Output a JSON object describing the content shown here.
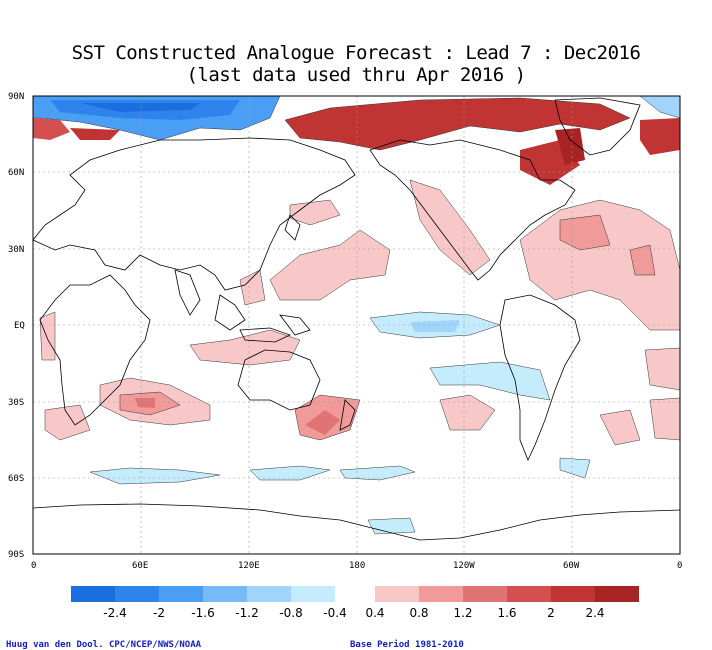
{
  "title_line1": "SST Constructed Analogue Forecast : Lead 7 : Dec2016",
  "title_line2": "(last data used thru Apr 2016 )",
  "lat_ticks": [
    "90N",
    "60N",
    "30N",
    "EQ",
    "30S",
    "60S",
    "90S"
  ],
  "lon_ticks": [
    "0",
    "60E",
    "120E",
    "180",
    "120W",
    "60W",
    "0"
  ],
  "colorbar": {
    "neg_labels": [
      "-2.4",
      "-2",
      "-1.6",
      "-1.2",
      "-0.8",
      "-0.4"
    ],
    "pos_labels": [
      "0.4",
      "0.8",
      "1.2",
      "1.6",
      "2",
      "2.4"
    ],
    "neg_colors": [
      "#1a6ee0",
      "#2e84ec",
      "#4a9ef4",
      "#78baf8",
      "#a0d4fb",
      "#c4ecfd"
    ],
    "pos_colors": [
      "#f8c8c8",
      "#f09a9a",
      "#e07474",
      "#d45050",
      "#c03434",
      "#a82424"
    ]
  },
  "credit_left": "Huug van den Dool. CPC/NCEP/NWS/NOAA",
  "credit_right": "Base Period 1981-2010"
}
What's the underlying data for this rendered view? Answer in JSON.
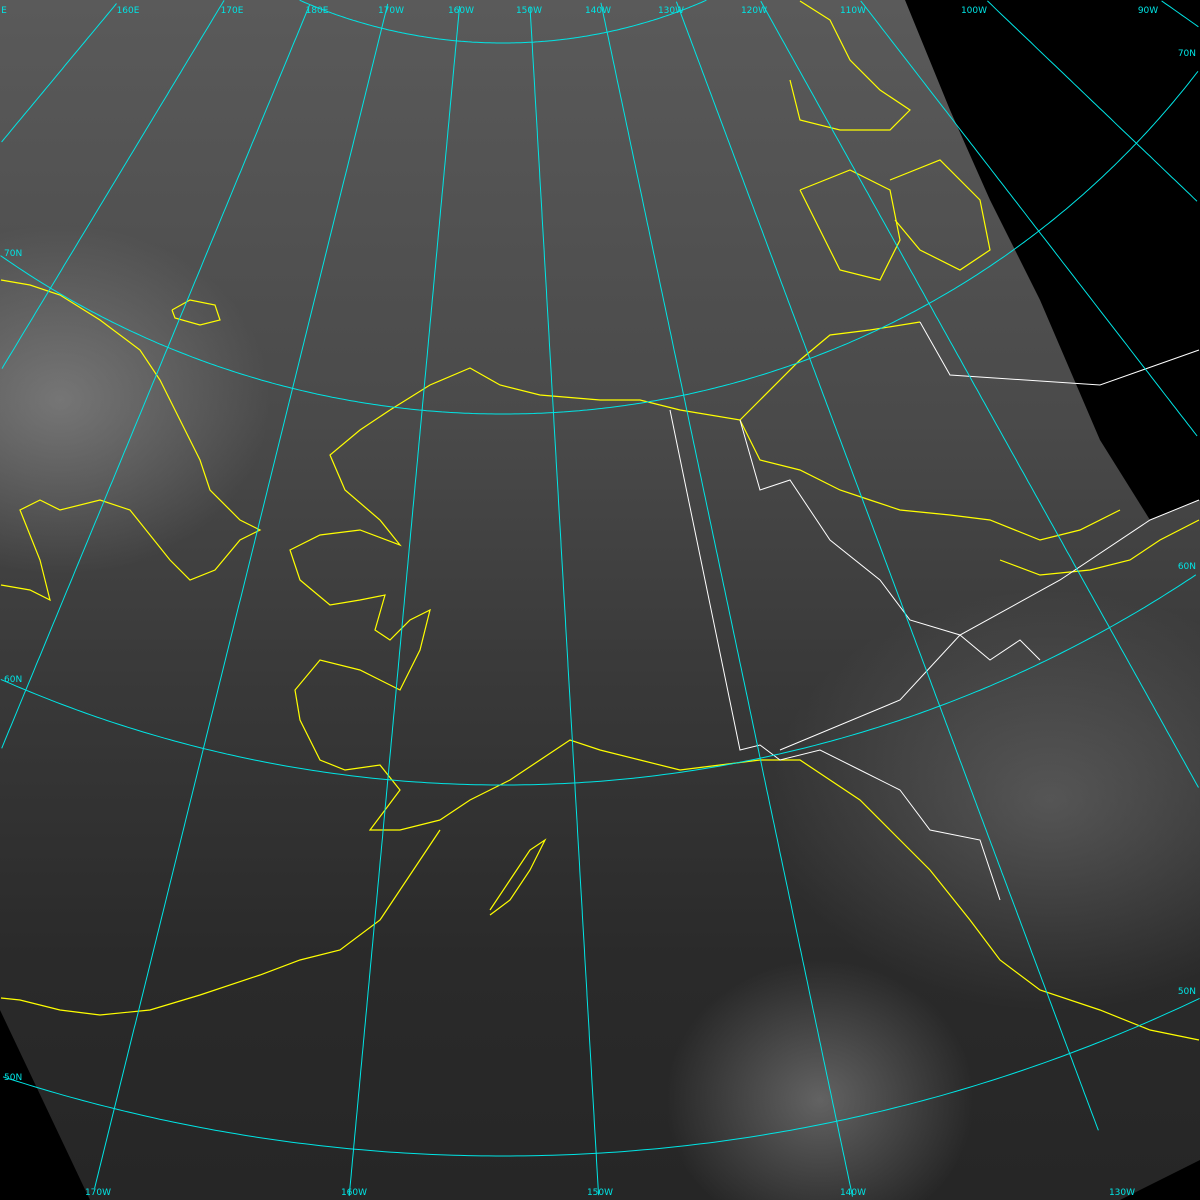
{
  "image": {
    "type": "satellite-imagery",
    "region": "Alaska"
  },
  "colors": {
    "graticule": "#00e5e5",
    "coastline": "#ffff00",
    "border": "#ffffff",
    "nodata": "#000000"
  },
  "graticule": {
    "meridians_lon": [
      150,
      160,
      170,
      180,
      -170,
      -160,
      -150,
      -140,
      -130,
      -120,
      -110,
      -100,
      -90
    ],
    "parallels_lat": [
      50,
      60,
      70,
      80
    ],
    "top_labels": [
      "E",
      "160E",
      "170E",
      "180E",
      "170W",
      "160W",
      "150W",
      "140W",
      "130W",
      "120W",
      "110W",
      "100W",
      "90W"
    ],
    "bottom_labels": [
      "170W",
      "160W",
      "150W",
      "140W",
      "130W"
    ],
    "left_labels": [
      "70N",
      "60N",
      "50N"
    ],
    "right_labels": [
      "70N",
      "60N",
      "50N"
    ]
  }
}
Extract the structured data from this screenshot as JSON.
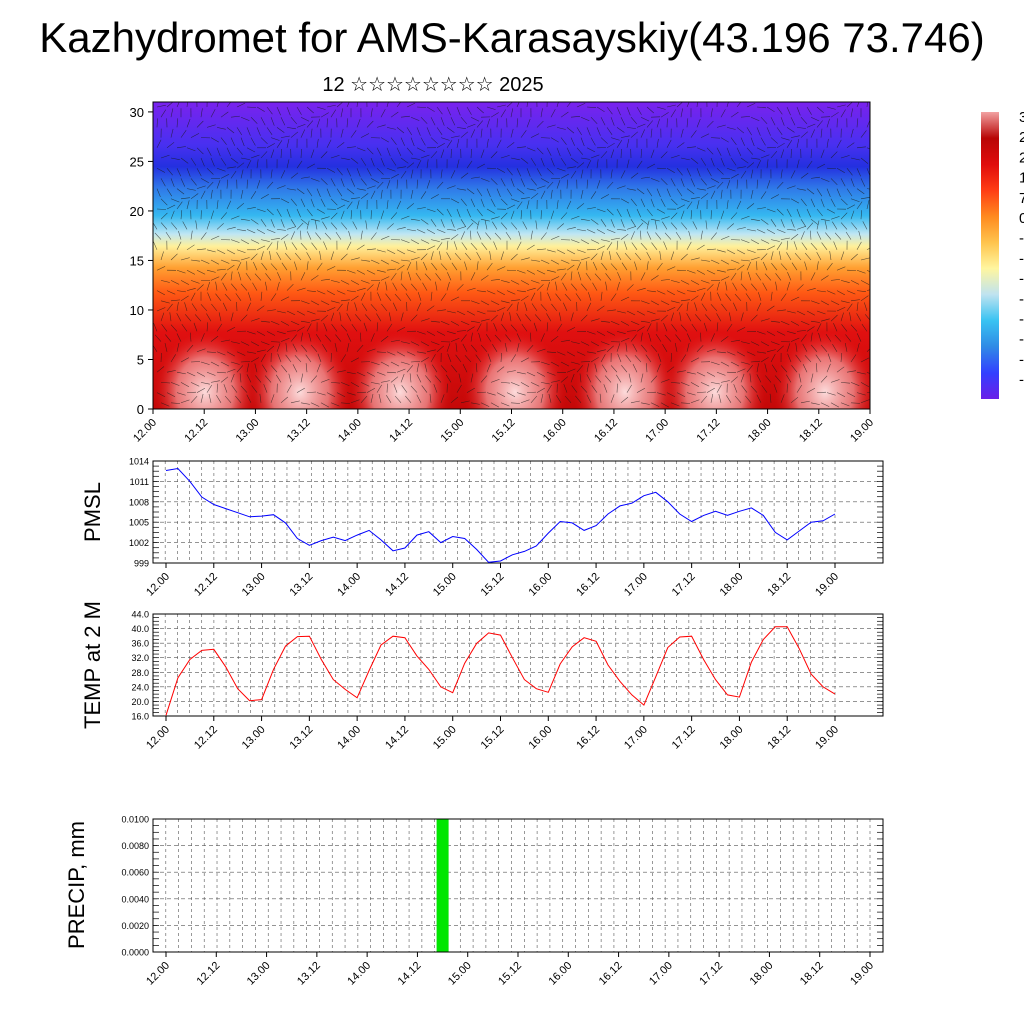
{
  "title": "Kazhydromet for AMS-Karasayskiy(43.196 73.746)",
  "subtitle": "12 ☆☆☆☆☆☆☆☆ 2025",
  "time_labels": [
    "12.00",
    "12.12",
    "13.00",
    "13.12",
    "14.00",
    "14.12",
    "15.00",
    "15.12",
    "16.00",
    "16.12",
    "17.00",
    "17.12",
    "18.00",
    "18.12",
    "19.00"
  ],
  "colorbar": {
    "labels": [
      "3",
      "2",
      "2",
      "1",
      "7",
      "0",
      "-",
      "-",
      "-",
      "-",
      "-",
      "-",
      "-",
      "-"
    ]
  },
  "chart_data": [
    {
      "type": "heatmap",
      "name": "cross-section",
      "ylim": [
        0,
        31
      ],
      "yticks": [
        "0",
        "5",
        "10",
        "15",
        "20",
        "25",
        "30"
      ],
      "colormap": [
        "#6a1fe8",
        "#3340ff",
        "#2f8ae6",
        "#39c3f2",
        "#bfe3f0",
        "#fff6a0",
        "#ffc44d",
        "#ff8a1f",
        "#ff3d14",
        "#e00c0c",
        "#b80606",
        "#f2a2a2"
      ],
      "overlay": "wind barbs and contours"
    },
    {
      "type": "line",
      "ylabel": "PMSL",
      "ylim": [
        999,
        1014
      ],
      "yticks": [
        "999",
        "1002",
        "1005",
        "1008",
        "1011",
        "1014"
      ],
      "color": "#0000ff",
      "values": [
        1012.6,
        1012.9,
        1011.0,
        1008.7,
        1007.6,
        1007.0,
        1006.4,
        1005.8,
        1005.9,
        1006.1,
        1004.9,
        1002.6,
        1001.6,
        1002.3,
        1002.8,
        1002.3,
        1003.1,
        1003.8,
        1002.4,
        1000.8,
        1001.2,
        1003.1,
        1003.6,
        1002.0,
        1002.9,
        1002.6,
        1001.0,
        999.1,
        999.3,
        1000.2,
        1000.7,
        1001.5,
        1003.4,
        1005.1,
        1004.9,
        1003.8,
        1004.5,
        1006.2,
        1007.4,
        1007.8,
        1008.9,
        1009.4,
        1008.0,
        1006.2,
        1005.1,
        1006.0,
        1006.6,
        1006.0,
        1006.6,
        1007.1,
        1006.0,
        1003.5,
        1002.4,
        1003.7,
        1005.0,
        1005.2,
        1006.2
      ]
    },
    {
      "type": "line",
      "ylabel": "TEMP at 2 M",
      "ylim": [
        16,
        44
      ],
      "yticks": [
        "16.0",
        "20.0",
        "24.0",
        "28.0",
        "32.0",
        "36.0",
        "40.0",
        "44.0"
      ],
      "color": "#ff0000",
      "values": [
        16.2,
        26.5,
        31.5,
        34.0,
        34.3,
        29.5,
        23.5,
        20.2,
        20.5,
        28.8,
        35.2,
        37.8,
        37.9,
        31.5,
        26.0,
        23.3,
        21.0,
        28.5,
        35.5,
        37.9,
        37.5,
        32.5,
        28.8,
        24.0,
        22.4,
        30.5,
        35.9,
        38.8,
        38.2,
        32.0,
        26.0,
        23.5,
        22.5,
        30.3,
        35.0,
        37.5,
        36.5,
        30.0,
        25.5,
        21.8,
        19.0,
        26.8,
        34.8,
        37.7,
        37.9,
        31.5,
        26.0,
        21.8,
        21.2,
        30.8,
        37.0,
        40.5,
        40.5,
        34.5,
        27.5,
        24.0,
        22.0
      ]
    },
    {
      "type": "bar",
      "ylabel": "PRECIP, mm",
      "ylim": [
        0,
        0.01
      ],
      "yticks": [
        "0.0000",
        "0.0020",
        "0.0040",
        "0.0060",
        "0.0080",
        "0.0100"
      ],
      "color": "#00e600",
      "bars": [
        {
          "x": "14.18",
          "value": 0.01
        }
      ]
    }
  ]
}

Required task
From the data above, gather every line that includes the word "JSON".

Task solution
Output a JSON object describing the content shown here.
What's the underlying data for this rendered view? Answer in JSON.
Extract the structured data from this screenshot as JSON.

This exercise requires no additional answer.